→ The data
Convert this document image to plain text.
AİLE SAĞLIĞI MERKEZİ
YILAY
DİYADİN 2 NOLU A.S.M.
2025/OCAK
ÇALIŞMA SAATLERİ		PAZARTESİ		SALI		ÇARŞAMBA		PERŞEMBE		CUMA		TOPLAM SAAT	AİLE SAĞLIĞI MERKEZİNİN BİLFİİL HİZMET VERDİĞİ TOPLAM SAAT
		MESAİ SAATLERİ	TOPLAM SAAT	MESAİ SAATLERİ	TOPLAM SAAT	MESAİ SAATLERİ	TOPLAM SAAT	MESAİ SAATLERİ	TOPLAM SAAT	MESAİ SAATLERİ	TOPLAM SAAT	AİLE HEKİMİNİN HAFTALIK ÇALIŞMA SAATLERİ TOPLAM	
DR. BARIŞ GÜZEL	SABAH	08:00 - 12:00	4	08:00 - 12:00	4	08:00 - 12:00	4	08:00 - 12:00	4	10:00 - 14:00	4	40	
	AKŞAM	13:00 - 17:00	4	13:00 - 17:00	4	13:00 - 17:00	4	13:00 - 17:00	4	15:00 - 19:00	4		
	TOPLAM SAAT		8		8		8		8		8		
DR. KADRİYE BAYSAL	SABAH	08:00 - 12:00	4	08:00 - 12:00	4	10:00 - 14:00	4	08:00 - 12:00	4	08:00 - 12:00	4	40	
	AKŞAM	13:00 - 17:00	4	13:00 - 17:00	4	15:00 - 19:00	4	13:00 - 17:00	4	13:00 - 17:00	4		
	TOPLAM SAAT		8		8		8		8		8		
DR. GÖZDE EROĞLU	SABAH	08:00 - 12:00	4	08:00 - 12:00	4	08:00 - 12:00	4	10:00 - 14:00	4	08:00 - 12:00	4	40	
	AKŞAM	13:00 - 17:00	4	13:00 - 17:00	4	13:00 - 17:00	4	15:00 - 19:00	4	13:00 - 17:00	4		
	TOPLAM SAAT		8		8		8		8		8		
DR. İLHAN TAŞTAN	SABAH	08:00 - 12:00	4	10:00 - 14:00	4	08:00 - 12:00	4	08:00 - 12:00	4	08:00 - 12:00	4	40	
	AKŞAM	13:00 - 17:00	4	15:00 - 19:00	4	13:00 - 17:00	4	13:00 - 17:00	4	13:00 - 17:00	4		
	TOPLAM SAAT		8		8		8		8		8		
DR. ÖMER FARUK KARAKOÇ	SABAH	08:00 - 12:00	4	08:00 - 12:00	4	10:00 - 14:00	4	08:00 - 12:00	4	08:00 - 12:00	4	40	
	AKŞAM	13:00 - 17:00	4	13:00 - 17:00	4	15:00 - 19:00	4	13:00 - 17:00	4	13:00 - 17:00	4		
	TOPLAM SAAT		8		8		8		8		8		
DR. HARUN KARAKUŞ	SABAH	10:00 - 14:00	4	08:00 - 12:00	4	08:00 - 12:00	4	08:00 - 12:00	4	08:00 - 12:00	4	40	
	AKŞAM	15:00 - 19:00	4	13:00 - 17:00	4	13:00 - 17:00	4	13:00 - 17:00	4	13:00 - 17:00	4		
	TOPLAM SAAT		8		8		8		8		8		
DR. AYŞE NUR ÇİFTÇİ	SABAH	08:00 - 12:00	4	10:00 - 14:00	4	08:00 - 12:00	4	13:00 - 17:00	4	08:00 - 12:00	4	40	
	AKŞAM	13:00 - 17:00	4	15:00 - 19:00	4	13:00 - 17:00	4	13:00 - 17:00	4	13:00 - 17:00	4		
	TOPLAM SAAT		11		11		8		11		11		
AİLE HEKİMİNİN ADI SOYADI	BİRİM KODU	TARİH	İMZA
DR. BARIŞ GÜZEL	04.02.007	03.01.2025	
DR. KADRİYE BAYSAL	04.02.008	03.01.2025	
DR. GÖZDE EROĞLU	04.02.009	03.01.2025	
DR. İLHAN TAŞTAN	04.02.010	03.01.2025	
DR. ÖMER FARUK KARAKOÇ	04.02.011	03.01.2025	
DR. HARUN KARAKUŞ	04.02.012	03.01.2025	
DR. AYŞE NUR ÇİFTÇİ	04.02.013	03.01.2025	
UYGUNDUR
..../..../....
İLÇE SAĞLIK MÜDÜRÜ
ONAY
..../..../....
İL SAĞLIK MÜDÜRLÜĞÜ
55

→ Requirement
In the listing, find every line containing the word "BARIŞ" and list it.

→ Result of this task
DR. BARIŞ GÜZEL	SABAH	08:00 - 12:00	4	08:00 - 12:00	4	08:00 - 12:00	4	08:00 - 12:00	4	10:00 - 14:00	4	40	
DR. BARIŞ GÜZEL	04.02.007	03.01.2025	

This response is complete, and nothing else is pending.